• [Exercise requirements] Retype the entire listing below exactly, reproducing every line without changes.

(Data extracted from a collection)

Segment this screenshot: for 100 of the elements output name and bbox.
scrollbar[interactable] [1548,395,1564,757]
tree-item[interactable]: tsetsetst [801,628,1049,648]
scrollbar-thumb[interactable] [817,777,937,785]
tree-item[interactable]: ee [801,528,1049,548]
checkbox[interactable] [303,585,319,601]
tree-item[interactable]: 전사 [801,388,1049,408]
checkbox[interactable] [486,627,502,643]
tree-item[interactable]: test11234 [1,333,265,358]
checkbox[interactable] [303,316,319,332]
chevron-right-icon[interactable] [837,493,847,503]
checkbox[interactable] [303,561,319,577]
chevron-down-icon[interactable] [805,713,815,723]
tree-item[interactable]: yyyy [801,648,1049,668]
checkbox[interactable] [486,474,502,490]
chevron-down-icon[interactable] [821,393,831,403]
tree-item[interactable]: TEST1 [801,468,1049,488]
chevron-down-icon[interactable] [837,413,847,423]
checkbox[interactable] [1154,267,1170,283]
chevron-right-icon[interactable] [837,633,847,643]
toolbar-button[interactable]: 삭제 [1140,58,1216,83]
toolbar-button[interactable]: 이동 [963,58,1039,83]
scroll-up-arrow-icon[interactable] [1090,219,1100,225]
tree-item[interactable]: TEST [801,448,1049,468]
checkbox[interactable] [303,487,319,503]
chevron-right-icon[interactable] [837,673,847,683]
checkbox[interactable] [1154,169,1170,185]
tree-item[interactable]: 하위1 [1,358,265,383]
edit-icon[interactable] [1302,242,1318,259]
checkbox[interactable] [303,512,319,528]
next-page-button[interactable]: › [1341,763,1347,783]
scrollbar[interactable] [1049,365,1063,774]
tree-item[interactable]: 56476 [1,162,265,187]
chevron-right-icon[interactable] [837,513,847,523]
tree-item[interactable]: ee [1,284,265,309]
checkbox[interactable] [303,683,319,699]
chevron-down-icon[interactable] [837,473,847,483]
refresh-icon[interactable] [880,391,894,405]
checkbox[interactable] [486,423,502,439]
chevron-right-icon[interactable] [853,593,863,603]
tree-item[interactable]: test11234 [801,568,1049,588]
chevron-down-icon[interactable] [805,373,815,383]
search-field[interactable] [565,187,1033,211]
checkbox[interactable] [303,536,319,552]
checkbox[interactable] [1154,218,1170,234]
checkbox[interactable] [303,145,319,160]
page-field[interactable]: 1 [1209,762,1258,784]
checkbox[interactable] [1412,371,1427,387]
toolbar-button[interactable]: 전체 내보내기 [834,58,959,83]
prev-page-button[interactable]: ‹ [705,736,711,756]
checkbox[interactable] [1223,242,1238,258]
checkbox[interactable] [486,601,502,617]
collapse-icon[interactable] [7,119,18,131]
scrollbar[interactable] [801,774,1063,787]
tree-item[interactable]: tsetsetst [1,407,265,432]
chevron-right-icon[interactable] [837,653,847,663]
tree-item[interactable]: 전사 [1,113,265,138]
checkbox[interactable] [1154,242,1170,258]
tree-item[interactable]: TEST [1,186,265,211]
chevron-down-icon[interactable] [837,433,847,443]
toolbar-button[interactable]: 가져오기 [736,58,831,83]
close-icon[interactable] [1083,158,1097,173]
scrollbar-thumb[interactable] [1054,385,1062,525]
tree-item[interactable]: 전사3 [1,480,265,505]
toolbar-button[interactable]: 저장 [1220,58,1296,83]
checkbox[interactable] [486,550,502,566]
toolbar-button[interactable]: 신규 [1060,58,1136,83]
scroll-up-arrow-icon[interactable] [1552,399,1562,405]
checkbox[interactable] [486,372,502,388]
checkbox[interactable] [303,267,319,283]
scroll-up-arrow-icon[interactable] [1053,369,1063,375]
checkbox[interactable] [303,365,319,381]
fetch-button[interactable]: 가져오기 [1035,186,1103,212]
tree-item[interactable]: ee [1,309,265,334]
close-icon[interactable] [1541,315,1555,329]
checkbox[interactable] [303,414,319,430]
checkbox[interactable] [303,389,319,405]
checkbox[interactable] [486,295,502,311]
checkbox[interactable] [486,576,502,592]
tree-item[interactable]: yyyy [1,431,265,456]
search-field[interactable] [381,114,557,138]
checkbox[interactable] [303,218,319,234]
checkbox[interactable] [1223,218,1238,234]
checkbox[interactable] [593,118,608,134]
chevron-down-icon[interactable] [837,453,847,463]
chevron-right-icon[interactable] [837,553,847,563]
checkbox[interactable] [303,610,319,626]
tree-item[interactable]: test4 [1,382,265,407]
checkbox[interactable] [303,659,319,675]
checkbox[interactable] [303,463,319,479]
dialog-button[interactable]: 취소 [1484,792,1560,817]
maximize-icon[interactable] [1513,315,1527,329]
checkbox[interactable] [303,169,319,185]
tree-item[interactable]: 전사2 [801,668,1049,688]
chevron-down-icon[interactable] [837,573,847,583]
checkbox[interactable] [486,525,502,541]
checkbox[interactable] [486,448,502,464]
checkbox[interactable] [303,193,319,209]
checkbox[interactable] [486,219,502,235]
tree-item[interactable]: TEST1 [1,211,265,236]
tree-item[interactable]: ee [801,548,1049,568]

• [Full solution]
Segment this screenshot: for 100 of the elements output name and bbox.
scrollbar[interactable] [1548,395,1564,757]
tree-item[interactable]: tsetsetst [801,628,1049,648]
scrollbar-thumb[interactable] [817,777,937,785]
tree-item[interactable]: ee [801,528,1049,548]
checkbox[interactable] [303,585,319,601]
tree-item[interactable]: 전사 [801,388,1049,408]
checkbox[interactable] [486,627,502,643]
tree-item[interactable]: test11234 [1,333,265,358]
checkbox[interactable] [303,316,319,332]
chevron-right-icon[interactable] [837,493,847,503]
checkbox[interactable] [303,561,319,577]
chevron-down-icon[interactable] [805,713,815,723]
tree-item[interactable]: yyyy [801,648,1049,668]
checkbox[interactable] [486,474,502,490]
chevron-down-icon[interactable] [821,393,831,403]
tree-item[interactable]: TEST1 [801,468,1049,488]
chevron-down-icon[interactable] [837,413,847,423]
checkbox[interactable] [1154,267,1170,283]
chevron-right-icon[interactable] [837,633,847,643]
toolbar-button[interactable]: 삭제 [1140,58,1216,83]
toolbar-button[interactable]: 이동 [963,58,1039,83]
scroll-up-arrow-icon[interactable] [1090,219,1100,225]
tree-item[interactable]: TEST [801,448,1049,468]
checkbox[interactable] [303,487,319,503]
chevron-right-icon[interactable] [837,673,847,683]
checkbox[interactable] [1154,169,1170,185]
tree-item[interactable]: 하위1 [1,358,265,383]
edit-icon[interactable] [1302,242,1318,259]
checkbox[interactable] [303,512,319,528]
next-page-button[interactable]: › [1341,763,1347,783]
scrollbar[interactable] [1049,365,1063,774]
tree-item[interactable]: 56476 [1,162,265,187]
chevron-right-icon[interactable] [837,513,847,523]
tree-item[interactable]: ee [1,284,265,309]
checkbox[interactable] [303,683,319,699]
chevron-down-icon[interactable] [837,473,847,483]
refresh-icon[interactable] [880,391,894,405]
checkbox[interactable] [486,423,502,439]
chevron-right-icon[interactable] [853,593,863,603]
tree-item[interactable]: test11234 [801,568,1049,588]
chevron-down-icon[interactable] [805,373,815,383]
search-field[interactable] [565,187,1033,211]
checkbox[interactable] [303,536,319,552]
checkbox[interactable] [1154,218,1170,234]
checkbox[interactable] [303,145,319,160]
page-field[interactable]: 1 [1209,762,1258,784]
checkbox[interactable] [1412,371,1427,387]
toolbar-button[interactable]: 전체 내보내기 [834,58,959,83]
prev-page-button[interactable]: ‹ [705,736,711,756]
checkbox[interactable] [1223,242,1238,258]
checkbox[interactable] [486,601,502,617]
collapse-icon[interactable] [7,119,18,131]
scrollbar[interactable] [801,774,1063,787]
tree-item[interactable]: tsetsetst [1,407,265,432]
chevron-right-icon[interactable] [837,653,847,663]
tree-item[interactable]: 전사 [1,113,265,138]
checkbox[interactable] [1154,242,1170,258]
tree-item[interactable]: TEST [1,186,265,211]
chevron-down-icon[interactable] [837,433,847,443]
toolbar-button[interactable]: 가져오기 [736,58,831,83]
close-icon[interactable] [1083,158,1097,173]
scrollbar-thumb[interactable] [1054,385,1062,525]
tree-item[interactable]: 전사3 [1,480,265,505]
toolbar-button[interactable]: 저장 [1220,58,1296,83]
checkbox[interactable] [486,550,502,566]
toolbar-button[interactable]: 신규 [1060,58,1136,83]
scroll-up-arrow-icon[interactable] [1552,399,1562,405]
checkbox[interactable] [486,372,502,388]
checkbox[interactable] [303,267,319,283]
scroll-up-arrow-icon[interactable] [1053,369,1063,375]
checkbox[interactable] [303,365,319,381]
fetch-button[interactable]: 가져오기 [1035,186,1103,212]
tree-item[interactable]: ee [1,309,265,334]
close-icon[interactable] [1541,315,1555,329]
checkbox[interactable] [303,414,319,430]
checkbox[interactable] [303,389,319,405]
checkbox[interactable] [486,295,502,311]
checkbox[interactable] [486,576,502,592]
tree-item[interactable]: yyyy [1,431,265,456]
search-field[interactable] [381,114,557,138]
checkbox[interactable] [303,218,319,234]
checkbox[interactable] [1223,218,1238,234]
checkbox[interactable] [593,118,608,134]
chevron-down-icon[interactable] [837,453,847,463]
chevron-right-icon[interactable] [837,553,847,563]
checkbox[interactable] [303,610,319,626]
tree-item[interactable]: test4 [1,382,265,407]
checkbox[interactable] [303,659,319,675]
checkbox[interactable] [303,463,319,479]
dialog-button[interactable]: 취소 [1484,792,1560,817]
maximize-icon[interactable] [1513,315,1527,329]
checkbox[interactable] [303,169,319,185]
tree-item[interactable]: 전사2 [801,668,1049,688]
chevron-down-icon[interactable] [837,573,847,583]
checkbox[interactable] [486,525,502,541]
checkbox[interactable] [486,448,502,464]
checkbox[interactable] [303,193,319,209]
checkbox[interactable] [486,219,502,235]
tree-item[interactable]: TEST1 [1,211,265,236]
tree-item[interactable]: ee [801,548,1049,568]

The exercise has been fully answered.